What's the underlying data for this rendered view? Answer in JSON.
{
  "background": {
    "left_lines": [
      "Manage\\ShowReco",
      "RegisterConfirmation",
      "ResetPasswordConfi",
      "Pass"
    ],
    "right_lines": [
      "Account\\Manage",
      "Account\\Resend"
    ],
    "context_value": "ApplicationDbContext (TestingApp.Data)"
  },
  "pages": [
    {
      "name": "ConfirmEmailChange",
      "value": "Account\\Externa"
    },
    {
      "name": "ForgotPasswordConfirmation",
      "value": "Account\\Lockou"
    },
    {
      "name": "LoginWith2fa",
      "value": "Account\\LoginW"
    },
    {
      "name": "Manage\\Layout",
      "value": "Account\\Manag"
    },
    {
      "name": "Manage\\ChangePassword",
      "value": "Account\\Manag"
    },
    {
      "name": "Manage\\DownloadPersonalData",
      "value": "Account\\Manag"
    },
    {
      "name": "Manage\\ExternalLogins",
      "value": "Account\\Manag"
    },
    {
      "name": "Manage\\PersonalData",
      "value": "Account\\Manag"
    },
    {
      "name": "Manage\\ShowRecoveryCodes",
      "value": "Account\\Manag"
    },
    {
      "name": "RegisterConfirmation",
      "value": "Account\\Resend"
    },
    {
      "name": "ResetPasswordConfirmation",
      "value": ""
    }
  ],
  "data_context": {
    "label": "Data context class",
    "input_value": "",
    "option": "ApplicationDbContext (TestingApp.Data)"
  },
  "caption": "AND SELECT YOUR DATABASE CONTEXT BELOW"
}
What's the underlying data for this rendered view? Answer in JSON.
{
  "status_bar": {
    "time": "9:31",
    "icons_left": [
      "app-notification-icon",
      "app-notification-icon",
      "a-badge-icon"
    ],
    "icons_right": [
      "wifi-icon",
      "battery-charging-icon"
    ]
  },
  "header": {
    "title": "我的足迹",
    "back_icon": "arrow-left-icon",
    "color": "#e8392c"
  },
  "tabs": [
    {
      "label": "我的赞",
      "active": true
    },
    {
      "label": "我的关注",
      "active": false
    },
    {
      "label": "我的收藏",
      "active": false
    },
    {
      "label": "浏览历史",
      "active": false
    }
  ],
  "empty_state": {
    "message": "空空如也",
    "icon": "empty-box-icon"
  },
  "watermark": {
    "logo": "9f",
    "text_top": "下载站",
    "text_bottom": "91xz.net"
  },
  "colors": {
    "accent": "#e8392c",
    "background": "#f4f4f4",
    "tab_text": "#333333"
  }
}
_ _ _ _ _ _ _
Directions →
Would you give the material above again, complete and exact?

Exercise response →
What's the underlying data for this rendered view? Answer in JSON.
{
  "background": {
    "left_lines": [
      "Manage\\ShowReco",
      "RegisterConfirmation",
      "ResetPasswordConfi",
      "Pass"
    ],
    "right_lines": [
      "Account\\Manage",
      "Account\\Resend"
    ],
    "context_value": "ApplicationDbContext (TestingApp.Data)"
  },
  "pages": [
    {
      "name": "ConfirmEmailChange",
      "value": "Account\\Externa"
    },
    {
      "name": "ForgotPasswordConfirmation",
      "value": "Account\\Lockou"
    },
    {
      "name": "LoginWith2fa",
      "value": "Account\\LoginW"
    },
    {
      "name": "Manage\\Layout",
      "value": "Account\\Manag"
    },
    {
      "name": "Manage\\ChangePassword",
      "value": "Account\\Manag"
    },
    {
      "name": "Manage\\DownloadPersonalData",
      "value": "Account\\Manag"
    },
    {
      "name": "Manage\\ExternalLogins",
      "value": "Account\\Manag"
    },
    {
      "name": "Manage\\PersonalData",
      "value": "Account\\Manag"
    },
    {
      "name": "Manage\\ShowRecoveryCodes",
      "value": "Account\\Manag"
    },
    {
      "name": "RegisterConfirmation",
      "value": "Account\\Resend"
    },
    {
      "name": "ResetPasswordConfirmation",
      "value": ""
    }
  ],
  "data_context": {
    "label": "Data context class",
    "input_value": "",
    "option": "ApplicationDbContext (TestingApp.Data)"
  },
  "caption": "AND SELECT YOUR DATABASE CONTEXT BELOW"
}
What's the underlying data for this rendered view? Answer in JSON.
{
  "status_bar": {
    "time": "9:31",
    "icons_left": [
      "app-notification-icon",
      "app-notification-icon",
      "a-badge-icon"
    ],
    "icons_right": [
      "wifi-icon",
      "battery-charging-icon"
    ]
  },
  "header": {
    "title": "我的足迹",
    "back_icon": "arrow-left-icon",
    "color": "#e8392c"
  },
  "tabs": [
    {
      "label": "我的赞",
      "active": true
    },
    {
      "label": "我的关注",
      "active": false
    },
    {
      "label": "我的收藏",
      "active": false
    },
    {
      "label": "浏览历史",
      "active": false
    }
  ],
  "empty_state": {
    "message": "空空如也",
    "icon": "empty-box-icon"
  },
  "watermark": {
    "logo": "9f",
    "text_top": "下载站",
    "text_bottom": "91xz.net"
  },
  "colors": {
    "accent": "#e8392c",
    "background": "#f4f4f4",
    "tab_text": "#333333"
  }
}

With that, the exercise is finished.